◆ **DIRECTION**: Exact repetition is required: output every record in full.

===== DATASET EXTRACT

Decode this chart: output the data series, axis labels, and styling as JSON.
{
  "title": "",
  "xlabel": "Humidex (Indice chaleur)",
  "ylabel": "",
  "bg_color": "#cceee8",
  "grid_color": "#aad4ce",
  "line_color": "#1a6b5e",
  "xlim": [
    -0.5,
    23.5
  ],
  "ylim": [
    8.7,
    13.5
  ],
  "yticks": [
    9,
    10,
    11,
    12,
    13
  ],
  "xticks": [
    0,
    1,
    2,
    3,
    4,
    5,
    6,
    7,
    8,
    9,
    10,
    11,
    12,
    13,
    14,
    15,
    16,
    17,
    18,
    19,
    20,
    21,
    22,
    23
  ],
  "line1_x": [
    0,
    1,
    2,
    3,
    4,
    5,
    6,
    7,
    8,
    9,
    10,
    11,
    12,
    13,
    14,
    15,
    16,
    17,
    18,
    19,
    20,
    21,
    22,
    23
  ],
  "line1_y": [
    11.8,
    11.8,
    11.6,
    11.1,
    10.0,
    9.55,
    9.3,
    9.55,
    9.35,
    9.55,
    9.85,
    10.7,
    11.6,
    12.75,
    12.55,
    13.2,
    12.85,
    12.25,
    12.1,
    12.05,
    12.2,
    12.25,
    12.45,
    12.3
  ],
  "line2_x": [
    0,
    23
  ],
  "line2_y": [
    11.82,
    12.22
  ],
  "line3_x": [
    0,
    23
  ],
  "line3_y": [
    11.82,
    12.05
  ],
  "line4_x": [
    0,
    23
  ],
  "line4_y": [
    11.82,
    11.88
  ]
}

==========

◆ **EXERCISE SOLUTION**:
Decode this chart: output the data series, axis labels, and styling as JSON.
{
  "title": "",
  "xlabel": "Humidex (Indice chaleur)",
  "ylabel": "",
  "bg_color": "#cceee8",
  "grid_color": "#aad4ce",
  "line_color": "#1a6b5e",
  "xlim": [
    -0.5,
    23.5
  ],
  "ylim": [
    8.7,
    13.5
  ],
  "yticks": [
    9,
    10,
    11,
    12,
    13
  ],
  "xticks": [
    0,
    1,
    2,
    3,
    4,
    5,
    6,
    7,
    8,
    9,
    10,
    11,
    12,
    13,
    14,
    15,
    16,
    17,
    18,
    19,
    20,
    21,
    22,
    23
  ],
  "line1_x": [
    0,
    1,
    2,
    3,
    4,
    5,
    6,
    7,
    8,
    9,
    10,
    11,
    12,
    13,
    14,
    15,
    16,
    17,
    18,
    19,
    20,
    21,
    22,
    23
  ],
  "line1_y": [
    11.8,
    11.8,
    11.6,
    11.1,
    10.0,
    9.55,
    9.3,
    9.55,
    9.35,
    9.55,
    9.85,
    10.7,
    11.6,
    12.75,
    12.55,
    13.2,
    12.85,
    12.25,
    12.1,
    12.05,
    12.2,
    12.25,
    12.45,
    12.3
  ],
  "line2_x": [
    0,
    23
  ],
  "line2_y": [
    11.82,
    12.22
  ],
  "line3_x": [
    0,
    23
  ],
  "line3_y": [
    11.82,
    12.05
  ],
  "line4_x": [
    0,
    23
  ],
  "line4_y": [
    11.82,
    11.88
  ]
}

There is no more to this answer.